Passage to read:
Turn in a workbook page, submit an essay, present a project and a rubric score will be kept. Complete the work and receive a grade. Sound logic for a simple enough system.

At this point, I hear teachers saying, “well if the student had simply turned in the work…if the student would just stop fooling around… if the student would focus more… if they’d listen to directions, if they’d just do what I’ve made it so easy for them to do...

Now ask yourself, how important is it that a student be able to analyze and explain the theme of a story with specific evidence. It’s pretty important, right? We want humans to be able to read, analyze, critically think about, and respond with a logical line of reasoning. Now how much more important is that skill than recalling a basic fact? Ok, maybe they needed to recall that fact in order to analyze, but because both of those separate tasks were each traded for a grade as part of their final score, there’s often conflated value among these assignments which should be assigned a different value. I know some teachers use weights to categorize the value of different assignments, but the idea that students and families are strategizing which assignments, which skills, which knowledge will have the greatest impact on their final grade, is inherently shifting their attention away from learning for the benefit of future learning, and training our students to prioritize a “whatever it takes to get the grade” mindset over the learning and mastery behind the concepts we need them to learn.

What do you think would happen if students were shown how each objective skill develops into later skills, if they were coached in tracking their own progress according to a visual standards rubric? Would they cheat and simply parrot memorized answers? Would they lie and mark their self-reporting rubric inaccurately? Do you believe students have the capacity to understand how skills in one grade level are prerequisites for skills in the next grade level?

What I am suggesting here can, and has, worked in grade levels as early as early as third grade. What I am suggesting is a potential solution to problems which are rooted in our own desire to maintain strict oversight and accountability over student learning for our own sake.

I propose we coach young students to know exactly which academic standards they’ve mastered and which they still need to practice. Coach them to reflect on their time-management, without fear of punishment, to develop their desire for productivity and accomplishment. Coach elementary and middle school students alike to recognize that, when they take time to stare out a window, they only need to nod to themselves when they’ve had enough time to think about whatever they were thinking about before continuing their work on whatever skills they know they’ll need in the next grade level. What I am proposing is that recognize the value of improving ourselves more than we value the rewards we’re receiving for completing tasks intended for self-improvement.

Material shown:

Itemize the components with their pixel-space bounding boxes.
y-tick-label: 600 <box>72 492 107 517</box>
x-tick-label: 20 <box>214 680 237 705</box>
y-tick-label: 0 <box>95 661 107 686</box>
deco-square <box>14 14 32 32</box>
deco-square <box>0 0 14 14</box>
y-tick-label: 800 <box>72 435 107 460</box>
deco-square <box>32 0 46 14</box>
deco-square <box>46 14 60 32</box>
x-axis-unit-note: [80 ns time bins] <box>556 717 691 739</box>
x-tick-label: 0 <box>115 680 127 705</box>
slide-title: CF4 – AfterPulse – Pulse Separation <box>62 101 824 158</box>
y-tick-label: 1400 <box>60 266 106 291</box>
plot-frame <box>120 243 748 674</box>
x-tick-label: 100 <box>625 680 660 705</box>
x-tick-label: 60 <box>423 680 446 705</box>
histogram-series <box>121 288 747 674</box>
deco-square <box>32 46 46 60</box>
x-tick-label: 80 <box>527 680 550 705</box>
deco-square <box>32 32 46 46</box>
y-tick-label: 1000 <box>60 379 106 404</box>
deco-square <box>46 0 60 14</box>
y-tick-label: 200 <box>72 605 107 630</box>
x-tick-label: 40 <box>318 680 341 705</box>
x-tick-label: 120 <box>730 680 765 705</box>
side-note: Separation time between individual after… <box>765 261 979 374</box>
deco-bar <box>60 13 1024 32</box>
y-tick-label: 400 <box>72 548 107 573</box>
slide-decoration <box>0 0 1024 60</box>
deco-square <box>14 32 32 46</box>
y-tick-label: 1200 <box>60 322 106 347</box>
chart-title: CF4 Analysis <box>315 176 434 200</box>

Your instructions: Resume the essay on grades and student learning, starting right after its last sentence.

Exercise output:
I’ve worked with so many teachers that think there isn’t enough time to grade and report on all the progress students are making, but this perceived problem exists only because we’re placing that ownership of student learning on the teachers. Student learning is not the role of the teacher - that’s the role of the student. The role of the teacher is to provide a learning environment in which students can learn how to learn, to provide feedback on how students are learning, and to communicate to families the growth of their children on a relative timeline of academic expectations that begins with Kindergarten level skills and ends with High School level skills. The ebb and flow of learning in between those two points are as fluid as a child’s physical, cognitive, psychosocial, and emotional development.

Handing a student an A for turning in an assignment and handing another student a C for turning in the same quality of assignment a few weeks late, confuses the value of each of those student-submitted assignments - both of which meet the academic expectation. This conflates the value of turning in a high-quality work with the value placed on meeting a deadline. For those of you saying deadlines are important and should be incorporated into a student’s grade, please consider the following, because I don’t know about you, but for me, as an adult, most of the deadlines set in my life are so often rescheduled, pushed back, adjusted, moved forward, and are otherwise taken so lightly from day to day that I’m motivated only by my own personal philosophy toward how I treat others by showing up on time and following through on promises - not on how well I can do something. Rarely do I have the equivalent of a multi-million dollar business deal that depends on my ability to meet a specific deadline, and even then we’re talking about high-stakes responsibilities assigned to an adult, not a child, by a company that likely hired me because I’ve shown experience meeting critical high-stakes deadlines. It’s important to set deadlines for students and hold them accountable, but it’s more important to do it in such a way that the students are learning the value of self-evaluating, goal-setting, prioritizing tasks in order for them to develop the self-reflective time-management skills they'll need when they eventually do enter the "real world" work force. Simply devaluing academic effort for a missed deadline punishes the learning and growth instead of coaching good time-management and organization skills.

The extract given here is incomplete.